Cmd+Shift+P → WebCure: Start API Server

Endpoints:

# Invoke any command
curl -X POST http://localhost:5678/invoke \
  -H "Content-Type: application/json" \
  -d '{"command": "navigate", "args": {"url": "https://example.com"}}'

# List available tools
curl http://localhost:5678/tools

# Health check
curl http://localhost:5678/health

Browser Session Recording

WebCure can record every user interaction in the browser and produce human-readable documentation and/or a Playwright Python test script. Choose from three output modes when you start a recording.

Recording Modes

Command Palette → WebCure: Record Browser Session presents a mode picker:

Mode	What is produced
Markdown + Screenshots	A timestamped folder containing `Recording.md` plus a screenshot for each step. Great for test documentation, bug reports, and onboarding guides.
Python Test Script	A standalone Playwright Python script with self-healing locators. No screenshots folder is created.
Both	Markdown with screenshots and a Python script, saved together in the same session folder.

How It Works

Start recording: Command Palette → WebCure: Record Browser Session
Choose output mode (Markdown / Python / Both)
(Markdown/Both) Optionally enter a folder name (blank = auto-timestamp)
(Python/Both) Optionally enter a script filename (default test_recording.py)
(Python/Both) Optionally enter a default wait between steps in seconds (e.g. 1). If set, time.sleep(N) is added after each action in the generated script.
Optionally enter an initial URL (defaults to https://demo.testfire.net)

* * *

• _Problem A_
In the WebCure passage, what filename does the Python script get if none is entered?
• _Problem B_
Name every recording output mode that the WebCure passage offers.

[Dataset excerpts]
* * *

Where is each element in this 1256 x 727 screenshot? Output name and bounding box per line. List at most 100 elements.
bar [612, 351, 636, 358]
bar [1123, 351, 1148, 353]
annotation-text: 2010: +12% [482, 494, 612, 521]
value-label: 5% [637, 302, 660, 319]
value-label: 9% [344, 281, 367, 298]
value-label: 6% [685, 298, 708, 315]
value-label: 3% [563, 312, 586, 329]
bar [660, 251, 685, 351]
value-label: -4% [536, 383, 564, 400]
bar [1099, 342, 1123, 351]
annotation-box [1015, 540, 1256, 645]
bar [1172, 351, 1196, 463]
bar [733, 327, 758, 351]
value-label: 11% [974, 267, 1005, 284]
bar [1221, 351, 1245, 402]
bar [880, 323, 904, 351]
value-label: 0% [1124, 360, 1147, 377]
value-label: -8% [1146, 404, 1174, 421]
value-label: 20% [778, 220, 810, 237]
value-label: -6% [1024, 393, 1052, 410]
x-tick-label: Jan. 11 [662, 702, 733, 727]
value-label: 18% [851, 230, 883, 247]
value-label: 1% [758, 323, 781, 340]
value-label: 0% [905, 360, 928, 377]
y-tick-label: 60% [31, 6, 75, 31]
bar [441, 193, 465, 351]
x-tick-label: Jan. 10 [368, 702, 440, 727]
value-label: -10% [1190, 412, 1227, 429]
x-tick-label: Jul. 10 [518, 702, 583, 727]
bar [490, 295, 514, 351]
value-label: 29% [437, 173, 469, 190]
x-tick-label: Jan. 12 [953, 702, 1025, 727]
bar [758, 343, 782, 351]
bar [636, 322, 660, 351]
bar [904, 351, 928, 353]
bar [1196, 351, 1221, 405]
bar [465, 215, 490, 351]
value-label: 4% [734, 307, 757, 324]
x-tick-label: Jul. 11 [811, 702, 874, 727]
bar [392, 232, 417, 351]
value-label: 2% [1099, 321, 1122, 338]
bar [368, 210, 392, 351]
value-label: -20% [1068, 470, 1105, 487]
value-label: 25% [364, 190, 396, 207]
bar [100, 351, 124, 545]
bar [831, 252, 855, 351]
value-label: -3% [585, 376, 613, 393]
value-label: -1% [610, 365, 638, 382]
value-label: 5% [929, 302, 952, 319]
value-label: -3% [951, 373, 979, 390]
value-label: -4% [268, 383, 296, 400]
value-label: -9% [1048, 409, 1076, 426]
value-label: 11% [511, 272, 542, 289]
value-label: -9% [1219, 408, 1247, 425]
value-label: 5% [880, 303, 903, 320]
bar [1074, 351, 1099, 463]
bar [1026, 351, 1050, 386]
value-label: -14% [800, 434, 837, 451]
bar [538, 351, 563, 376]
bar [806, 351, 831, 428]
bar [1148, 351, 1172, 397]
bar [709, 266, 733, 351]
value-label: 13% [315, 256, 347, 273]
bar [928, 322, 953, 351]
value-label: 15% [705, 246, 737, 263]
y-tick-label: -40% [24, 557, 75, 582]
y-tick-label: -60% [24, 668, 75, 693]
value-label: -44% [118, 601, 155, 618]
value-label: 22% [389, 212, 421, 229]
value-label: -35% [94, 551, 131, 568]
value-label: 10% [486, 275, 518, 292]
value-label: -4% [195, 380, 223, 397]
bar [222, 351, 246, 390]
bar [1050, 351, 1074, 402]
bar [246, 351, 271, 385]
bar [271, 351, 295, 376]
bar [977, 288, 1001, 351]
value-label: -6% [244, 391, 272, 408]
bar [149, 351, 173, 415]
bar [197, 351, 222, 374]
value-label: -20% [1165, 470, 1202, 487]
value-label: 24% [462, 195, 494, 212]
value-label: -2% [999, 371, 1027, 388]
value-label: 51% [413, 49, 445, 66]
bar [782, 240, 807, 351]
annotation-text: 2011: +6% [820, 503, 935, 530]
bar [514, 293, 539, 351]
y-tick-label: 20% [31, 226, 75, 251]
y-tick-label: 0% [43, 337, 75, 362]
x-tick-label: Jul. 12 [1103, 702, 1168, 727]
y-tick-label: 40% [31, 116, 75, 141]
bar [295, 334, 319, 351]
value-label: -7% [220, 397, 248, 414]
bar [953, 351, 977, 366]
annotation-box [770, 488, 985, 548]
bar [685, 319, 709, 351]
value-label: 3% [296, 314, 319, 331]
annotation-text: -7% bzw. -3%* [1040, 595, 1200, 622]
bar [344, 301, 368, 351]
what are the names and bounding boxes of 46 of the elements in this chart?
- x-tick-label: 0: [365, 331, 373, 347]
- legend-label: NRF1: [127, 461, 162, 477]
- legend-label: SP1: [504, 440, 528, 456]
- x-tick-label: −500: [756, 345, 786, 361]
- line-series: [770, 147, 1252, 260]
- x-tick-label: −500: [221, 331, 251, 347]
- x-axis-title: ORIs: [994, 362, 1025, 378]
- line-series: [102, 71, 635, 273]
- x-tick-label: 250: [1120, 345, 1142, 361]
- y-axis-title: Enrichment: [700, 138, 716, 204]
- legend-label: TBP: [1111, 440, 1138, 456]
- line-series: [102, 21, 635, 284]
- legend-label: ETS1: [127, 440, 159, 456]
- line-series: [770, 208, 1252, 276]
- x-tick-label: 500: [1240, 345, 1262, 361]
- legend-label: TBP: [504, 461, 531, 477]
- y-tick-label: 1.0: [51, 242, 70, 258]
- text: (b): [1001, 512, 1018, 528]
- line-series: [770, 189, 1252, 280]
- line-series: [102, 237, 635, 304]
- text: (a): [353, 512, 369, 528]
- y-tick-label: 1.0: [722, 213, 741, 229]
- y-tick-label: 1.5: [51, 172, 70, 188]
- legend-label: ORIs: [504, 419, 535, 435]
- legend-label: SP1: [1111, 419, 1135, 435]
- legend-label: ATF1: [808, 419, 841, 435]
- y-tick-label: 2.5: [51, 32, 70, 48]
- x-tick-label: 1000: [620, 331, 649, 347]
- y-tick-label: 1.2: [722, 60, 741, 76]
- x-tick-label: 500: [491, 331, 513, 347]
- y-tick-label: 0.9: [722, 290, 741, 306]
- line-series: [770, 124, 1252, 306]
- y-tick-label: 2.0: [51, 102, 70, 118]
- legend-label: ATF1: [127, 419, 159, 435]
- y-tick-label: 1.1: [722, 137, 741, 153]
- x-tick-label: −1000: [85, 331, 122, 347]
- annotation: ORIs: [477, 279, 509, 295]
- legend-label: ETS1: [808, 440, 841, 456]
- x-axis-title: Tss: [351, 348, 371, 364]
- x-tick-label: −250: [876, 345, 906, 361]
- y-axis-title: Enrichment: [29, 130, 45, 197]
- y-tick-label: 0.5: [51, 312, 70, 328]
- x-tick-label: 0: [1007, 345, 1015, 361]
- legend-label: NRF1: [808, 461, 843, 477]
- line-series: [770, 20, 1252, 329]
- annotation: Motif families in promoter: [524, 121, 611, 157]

* * *

• _Answer space A_
test_recording.py

• _Answer space B_
Markdown + Screenshots, Python Test Script, Both